▸ **Problem requirements**: Without the pictures, repeat the listing character for character.

Extracted data entries
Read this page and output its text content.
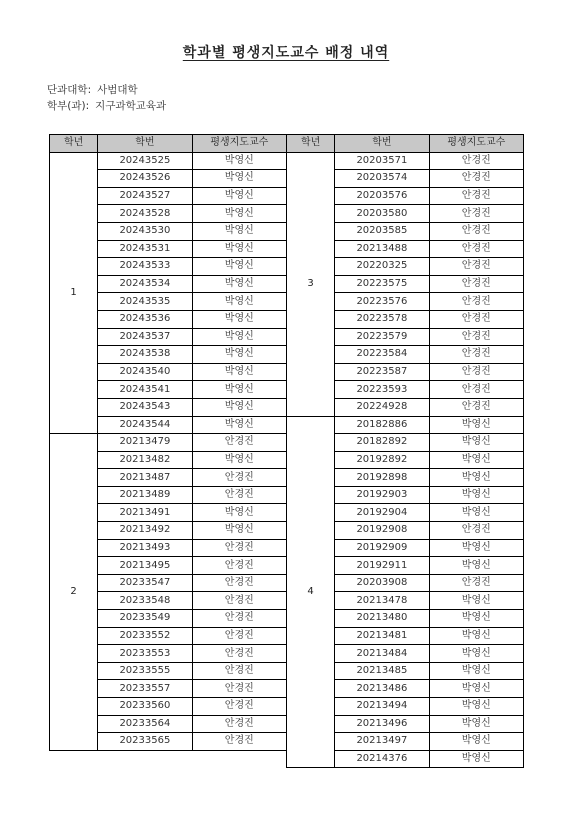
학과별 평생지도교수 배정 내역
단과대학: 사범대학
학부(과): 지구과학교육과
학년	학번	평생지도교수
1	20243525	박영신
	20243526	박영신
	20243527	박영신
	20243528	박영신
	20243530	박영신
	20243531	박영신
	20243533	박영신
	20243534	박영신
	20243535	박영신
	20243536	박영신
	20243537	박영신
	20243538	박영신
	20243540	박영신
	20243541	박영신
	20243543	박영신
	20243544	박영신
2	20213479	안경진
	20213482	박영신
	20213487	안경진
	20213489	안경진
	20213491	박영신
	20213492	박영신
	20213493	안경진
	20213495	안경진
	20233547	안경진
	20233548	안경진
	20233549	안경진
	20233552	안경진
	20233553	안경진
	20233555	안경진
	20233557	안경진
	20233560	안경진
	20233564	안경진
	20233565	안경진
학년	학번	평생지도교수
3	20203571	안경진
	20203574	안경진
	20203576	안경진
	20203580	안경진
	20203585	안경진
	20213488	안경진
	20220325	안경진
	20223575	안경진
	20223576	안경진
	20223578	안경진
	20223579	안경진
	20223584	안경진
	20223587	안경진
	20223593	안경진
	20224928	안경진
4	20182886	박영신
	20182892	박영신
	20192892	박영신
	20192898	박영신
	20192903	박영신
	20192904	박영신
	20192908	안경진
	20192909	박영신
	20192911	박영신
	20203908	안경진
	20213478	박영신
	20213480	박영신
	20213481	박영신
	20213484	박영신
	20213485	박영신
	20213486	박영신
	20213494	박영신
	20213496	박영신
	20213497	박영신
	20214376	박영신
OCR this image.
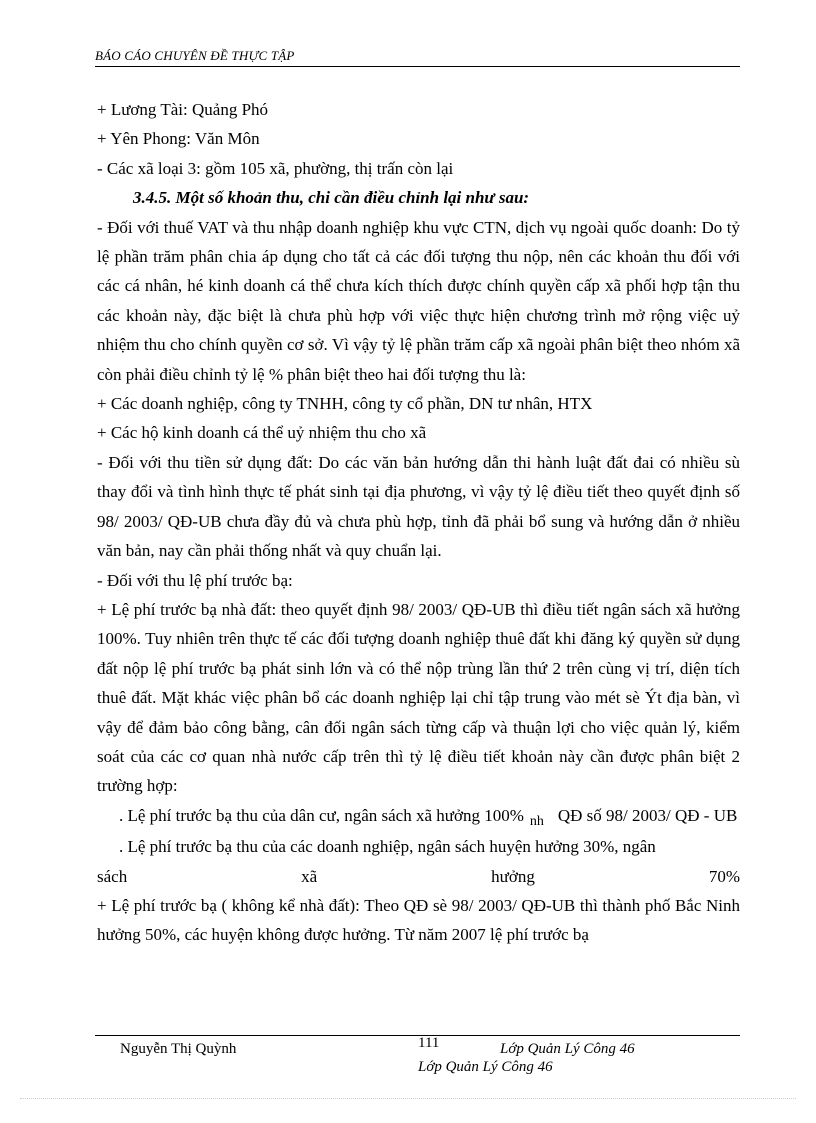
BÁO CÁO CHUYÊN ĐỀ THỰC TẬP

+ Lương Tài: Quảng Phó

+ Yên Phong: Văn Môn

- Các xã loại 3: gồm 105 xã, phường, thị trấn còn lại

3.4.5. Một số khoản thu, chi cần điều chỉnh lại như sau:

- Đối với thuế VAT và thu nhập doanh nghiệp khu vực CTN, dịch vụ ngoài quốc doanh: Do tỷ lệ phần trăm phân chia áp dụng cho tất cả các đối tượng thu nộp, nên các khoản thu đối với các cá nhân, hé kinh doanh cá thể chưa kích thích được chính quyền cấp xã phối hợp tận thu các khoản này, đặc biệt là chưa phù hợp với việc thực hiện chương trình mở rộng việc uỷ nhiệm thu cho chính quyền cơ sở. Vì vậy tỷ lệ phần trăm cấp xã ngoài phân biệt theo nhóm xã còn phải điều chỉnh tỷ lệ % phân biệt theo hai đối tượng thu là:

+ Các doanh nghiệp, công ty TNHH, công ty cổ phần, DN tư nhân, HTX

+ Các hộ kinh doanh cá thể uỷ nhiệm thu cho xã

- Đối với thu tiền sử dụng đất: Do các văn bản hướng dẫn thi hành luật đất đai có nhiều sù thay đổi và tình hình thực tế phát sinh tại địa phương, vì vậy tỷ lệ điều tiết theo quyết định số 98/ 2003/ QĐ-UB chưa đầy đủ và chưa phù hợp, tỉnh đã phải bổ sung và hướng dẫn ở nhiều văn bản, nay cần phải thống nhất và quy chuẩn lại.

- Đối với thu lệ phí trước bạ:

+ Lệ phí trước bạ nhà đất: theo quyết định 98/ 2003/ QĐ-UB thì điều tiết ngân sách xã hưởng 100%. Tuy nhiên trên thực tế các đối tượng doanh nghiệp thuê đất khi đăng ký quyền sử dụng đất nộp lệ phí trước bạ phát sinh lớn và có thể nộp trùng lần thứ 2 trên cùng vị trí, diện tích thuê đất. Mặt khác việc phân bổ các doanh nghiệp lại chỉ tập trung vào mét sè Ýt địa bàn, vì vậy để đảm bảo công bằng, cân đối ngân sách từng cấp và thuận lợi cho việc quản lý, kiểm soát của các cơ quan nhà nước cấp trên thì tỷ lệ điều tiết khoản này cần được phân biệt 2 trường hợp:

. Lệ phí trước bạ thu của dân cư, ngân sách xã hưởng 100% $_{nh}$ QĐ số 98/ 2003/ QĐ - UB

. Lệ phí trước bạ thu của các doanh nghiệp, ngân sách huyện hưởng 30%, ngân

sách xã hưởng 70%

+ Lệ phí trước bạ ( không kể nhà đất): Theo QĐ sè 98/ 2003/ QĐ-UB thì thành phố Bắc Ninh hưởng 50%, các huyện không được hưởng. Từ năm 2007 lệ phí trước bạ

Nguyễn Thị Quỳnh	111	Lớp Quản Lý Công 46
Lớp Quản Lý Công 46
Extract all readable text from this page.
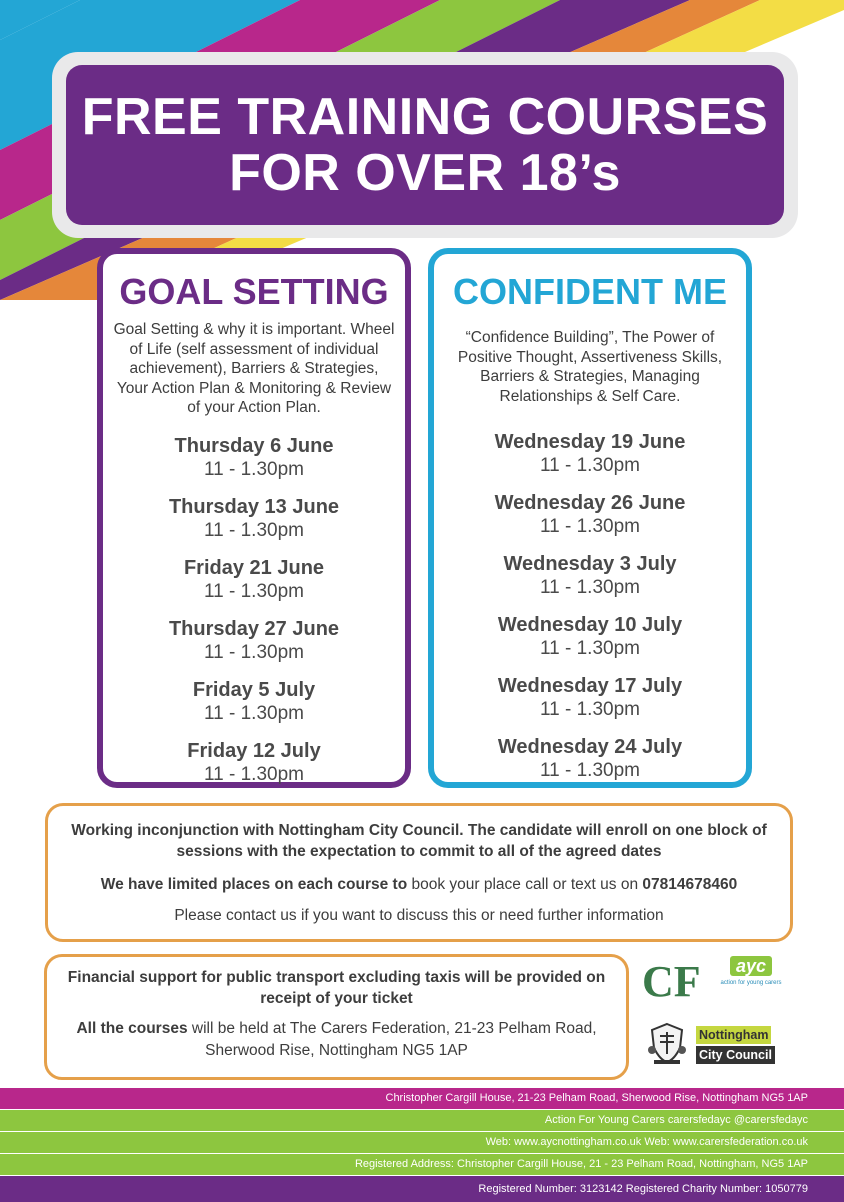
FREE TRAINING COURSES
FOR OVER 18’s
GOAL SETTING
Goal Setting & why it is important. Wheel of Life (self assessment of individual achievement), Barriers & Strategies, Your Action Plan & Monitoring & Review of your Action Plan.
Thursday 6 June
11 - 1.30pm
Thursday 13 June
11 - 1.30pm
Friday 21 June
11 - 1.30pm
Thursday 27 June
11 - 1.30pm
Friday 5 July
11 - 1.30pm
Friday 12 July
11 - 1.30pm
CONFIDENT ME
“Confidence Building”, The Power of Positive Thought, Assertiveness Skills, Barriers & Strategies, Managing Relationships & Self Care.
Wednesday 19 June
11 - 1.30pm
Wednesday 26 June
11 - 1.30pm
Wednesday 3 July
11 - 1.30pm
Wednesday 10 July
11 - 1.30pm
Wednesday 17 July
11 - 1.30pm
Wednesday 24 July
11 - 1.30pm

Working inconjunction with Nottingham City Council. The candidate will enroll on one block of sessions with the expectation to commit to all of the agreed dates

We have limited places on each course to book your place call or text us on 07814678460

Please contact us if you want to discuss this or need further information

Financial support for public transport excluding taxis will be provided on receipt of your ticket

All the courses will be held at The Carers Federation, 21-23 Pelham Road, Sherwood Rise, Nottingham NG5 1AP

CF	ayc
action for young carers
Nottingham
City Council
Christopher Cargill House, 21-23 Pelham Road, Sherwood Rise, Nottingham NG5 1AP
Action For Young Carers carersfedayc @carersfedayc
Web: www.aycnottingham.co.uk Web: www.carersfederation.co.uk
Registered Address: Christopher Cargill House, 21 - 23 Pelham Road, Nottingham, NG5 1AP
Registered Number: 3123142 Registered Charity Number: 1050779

▸ **Reply**:
Read this page and output its text content.
학과별 평생지도교수 배정 내역
단과대학: 사범대학
학부(과): 지구과학교육과
학년	학번	평생지도교수
1	20243525	박영신
	20243526	박영신
	20243527	박영신
	20243528	박영신
	20243530	박영신
	20243531	박영신
	20243533	박영신
	20243534	박영신
	20243535	박영신
	20243536	박영신
	20243537	박영신
	20243538	박영신
	20243540	박영신
	20243541	박영신
	20243543	박영신
	20243544	박영신
2	20213479	안경진
	20213482	박영신
	20213487	안경진
	20213489	안경진
	20213491	박영신
	20213492	박영신
	20213493	안경진
	20213495	안경진
	20233547	안경진
	20233548	안경진
	20233549	안경진
	20233552	안경진
	20233553	안경진
	20233555	안경진
	20233557	안경진
	20233560	안경진
	20233564	안경진
	20233565	안경진
학년	학번	평생지도교수
3	20203571	안경진
	20203574	안경진
	20203576	안경진
	20203580	안경진
	20203585	안경진
	20213488	안경진
	20220325	안경진
	20223575	안경진
	20223576	안경진
	20223578	안경진
	20223579	안경진
	20223584	안경진
	20223587	안경진
	20223593	안경진
	20224928	안경진
4	20182886	박영신
	20182892	박영신
	20192892	박영신
	20192898	박영신
	20192903	박영신
	20192904	박영신
	20192908	안경진
	20192909	박영신
	20192911	박영신
	20203908	안경진
	20213478	박영신
	20213480	박영신
	20213481	박영신
	20213484	박영신
	20213485	박영신
	20213486	박영신
	20213494	박영신
	20213496	박영신
	20213497	박영신
	20214376	박영신
OCR this image.
BÁO CÁO CHUYÊN ĐỀ THỰC TẬP

+ Lương Tài: Quảng Phó

+ Yên Phong: Văn Môn

- Các xã loại 3: gồm 105 xã, phường, thị trấn còn lại

3.4.5. Một số khoản thu, chi cần điều chỉnh lại như sau:

- Đối với thuế VAT và thu nhập doanh nghiệp khu vực CTN, dịch vụ ngoài quốc doanh: Do tỷ lệ phần trăm phân chia áp dụng cho tất cả các đối tượng thu nộp, nên các khoản thu đối với các cá nhân, hé kinh doanh cá thể chưa kích thích được chính quyền cấp xã phối hợp tận thu các khoản này, đặc biệt là chưa phù hợp với việc thực hiện chương trình mở rộng việc uỷ nhiệm thu cho chính quyền cơ sở. Vì vậy tỷ lệ phần trăm cấp xã ngoài phân biệt theo nhóm xã còn phải điều chỉnh tỷ lệ % phân biệt theo hai đối tượng thu là:

+ Các doanh nghiệp, công ty TNHH, công ty cổ phần, DN tư nhân, HTX

+ Các hộ kinh doanh cá thể uỷ nhiệm thu cho xã

- Đối với thu tiền sử dụng đất: Do các văn bản hướng dẫn thi hành luật đất đai có nhiều sù thay đổi và tình hình thực tế phát sinh tại địa phương, vì vậy tỷ lệ điều tiết theo quyết định số 98/ 2003/ QĐ-UB chưa đầy đủ và chưa phù hợp, tỉnh đã phải bổ sung và hướng dẫn ở nhiều văn bản, nay cần phải thống nhất và quy chuẩn lại.

- Đối với thu lệ phí trước bạ:

+ Lệ phí trước bạ nhà đất: theo quyết định 98/ 2003/ QĐ-UB thì điều tiết ngân sách xã hưởng 100%. Tuy nhiên trên thực tế các đối tượng doanh nghiệp thuê đất khi đăng ký quyền sử dụng đất nộp lệ phí trước bạ phát sinh lớn và có thể nộp trùng lần thứ 2 trên cùng vị trí, diện tích thuê đất. Mặt khác việc phân bổ các doanh nghiệp lại chỉ tập trung vào mét sè Ýt địa bàn, vì vậy để đảm bảo công bằng, cân đối ngân sách từng cấp và thuận lợi cho việc quản lý, kiểm soát của các cơ quan nhà nước cấp trên thì tỷ lệ điều tiết khoản này cần được phân biệt 2 trường hợp:

. Lệ phí trước bạ thu của dân cư, ngân sách xã hưởng 100% $_{nh}$ QĐ số 98/ 2003/ QĐ - UB

. Lệ phí trước bạ thu của các doanh nghiệp, ngân sách huyện hưởng 30%, ngân

sách xã hưởng 70%

+ Lệ phí trước bạ ( không kể nhà đất): Theo QĐ sè 98/ 2003/ QĐ-UB thì thành phố Bắc Ninh hưởng 50%, các huyện không được hưởng. Từ năm 2007 lệ phí trước bạ

Nguyễn Thị Quỳnh	111	Lớp Quản Lý Công 46
Lớp Quản Lý Công 46
Extract all readable text from this page.
FREE TRAINING COURSES
FOR OVER 18’s
GOAL SETTING
Goal Setting & why it is important. Wheel of Life (self assessment of individual achievement), Barriers & Strategies, Your Action Plan & Monitoring & Review of your Action Plan.
Thursday 6 June
11 - 1.30pm
Thursday 13 June
11 - 1.30pm
Friday 21 June
11 - 1.30pm
Thursday 27 June
11 - 1.30pm
Friday 5 July
11 - 1.30pm
Friday 12 July
11 - 1.30pm
CONFIDENT ME
“Confidence Building”, The Power of Positive Thought, Assertiveness Skills, Barriers & Strategies, Managing Relationships & Self Care.
Wednesday 19 June
11 - 1.30pm
Wednesday 26 June
11 - 1.30pm
Wednesday 3 July
11 - 1.30pm
Wednesday 10 July
11 - 1.30pm
Wednesday 17 July
11 - 1.30pm
Wednesday 24 July
11 - 1.30pm

Working inconjunction with Nottingham City Council. The candidate will enroll on one block of sessions with the expectation to commit to all of the agreed dates

We have limited places on each course to book your place call or text us on 07814678460

Please contact us if you want to discuss this or need further information

Financial support for public transport excluding taxis will be provided on receipt of your ticket

All the courses will be held at The Carers Federation, 21-23 Pelham Road, Sherwood Rise, Nottingham NG5 1AP

CF	ayc
action for young carers
Nottingham
City Council
Christopher Cargill House, 21-23 Pelham Road, Sherwood Rise, Nottingham NG5 1AP
Action For Young Carers carersfedayc @carersfedayc
Web: www.aycnottingham.co.uk Web: www.carersfederation.co.uk
Registered Address: Christopher Cargill House, 21 - 23 Pelham Road, Nottingham, NG5 1AP
Registered Number: 3123142 Registered Charity Number: 1050779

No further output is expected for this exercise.